**What to do**
List each line of the data in which the string "JSON" appears.

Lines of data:
------------

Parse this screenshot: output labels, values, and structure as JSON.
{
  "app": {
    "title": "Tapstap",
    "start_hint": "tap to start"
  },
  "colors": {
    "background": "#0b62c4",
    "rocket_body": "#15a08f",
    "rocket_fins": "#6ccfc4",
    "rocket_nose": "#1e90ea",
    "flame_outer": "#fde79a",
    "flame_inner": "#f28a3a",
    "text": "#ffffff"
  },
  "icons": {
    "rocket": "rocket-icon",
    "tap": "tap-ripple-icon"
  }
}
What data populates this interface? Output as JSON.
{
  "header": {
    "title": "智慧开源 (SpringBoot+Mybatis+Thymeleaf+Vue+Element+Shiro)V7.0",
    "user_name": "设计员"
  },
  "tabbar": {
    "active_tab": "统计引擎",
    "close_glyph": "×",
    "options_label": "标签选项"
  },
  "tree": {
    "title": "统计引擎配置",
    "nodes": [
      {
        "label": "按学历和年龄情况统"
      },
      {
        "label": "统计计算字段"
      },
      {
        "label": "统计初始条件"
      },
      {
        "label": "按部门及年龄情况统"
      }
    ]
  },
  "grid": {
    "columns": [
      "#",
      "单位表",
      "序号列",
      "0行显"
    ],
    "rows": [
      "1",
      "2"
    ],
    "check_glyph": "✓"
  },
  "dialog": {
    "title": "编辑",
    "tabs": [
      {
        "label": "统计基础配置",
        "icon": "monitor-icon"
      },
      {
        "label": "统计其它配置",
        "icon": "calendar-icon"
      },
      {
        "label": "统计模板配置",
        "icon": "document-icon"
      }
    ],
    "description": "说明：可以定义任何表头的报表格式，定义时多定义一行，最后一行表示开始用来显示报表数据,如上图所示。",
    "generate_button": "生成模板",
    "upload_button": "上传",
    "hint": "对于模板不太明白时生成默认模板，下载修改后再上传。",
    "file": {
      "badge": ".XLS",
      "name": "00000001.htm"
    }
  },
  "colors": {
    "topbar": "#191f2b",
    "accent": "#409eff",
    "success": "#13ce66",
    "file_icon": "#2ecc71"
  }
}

------------

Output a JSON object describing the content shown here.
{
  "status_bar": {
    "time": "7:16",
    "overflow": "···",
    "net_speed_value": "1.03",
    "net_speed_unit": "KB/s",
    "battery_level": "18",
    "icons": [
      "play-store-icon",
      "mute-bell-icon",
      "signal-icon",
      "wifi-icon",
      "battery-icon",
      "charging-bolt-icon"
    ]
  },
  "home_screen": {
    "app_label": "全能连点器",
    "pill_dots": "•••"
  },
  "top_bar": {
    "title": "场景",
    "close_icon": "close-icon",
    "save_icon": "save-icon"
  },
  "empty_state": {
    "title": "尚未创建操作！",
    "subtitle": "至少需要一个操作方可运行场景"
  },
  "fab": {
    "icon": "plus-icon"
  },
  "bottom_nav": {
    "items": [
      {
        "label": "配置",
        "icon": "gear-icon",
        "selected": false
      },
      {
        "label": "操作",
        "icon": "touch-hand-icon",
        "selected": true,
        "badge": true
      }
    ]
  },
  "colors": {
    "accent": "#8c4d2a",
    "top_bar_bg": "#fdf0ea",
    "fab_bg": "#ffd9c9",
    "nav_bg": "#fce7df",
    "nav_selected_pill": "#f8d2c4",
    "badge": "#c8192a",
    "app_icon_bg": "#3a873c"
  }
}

------------

**Response for this exercise**
Parse this screenshot: output labels, values, and structure as JSON.
What data populates this interface? Output as JSON.
Output a JSON object describing the content shown here.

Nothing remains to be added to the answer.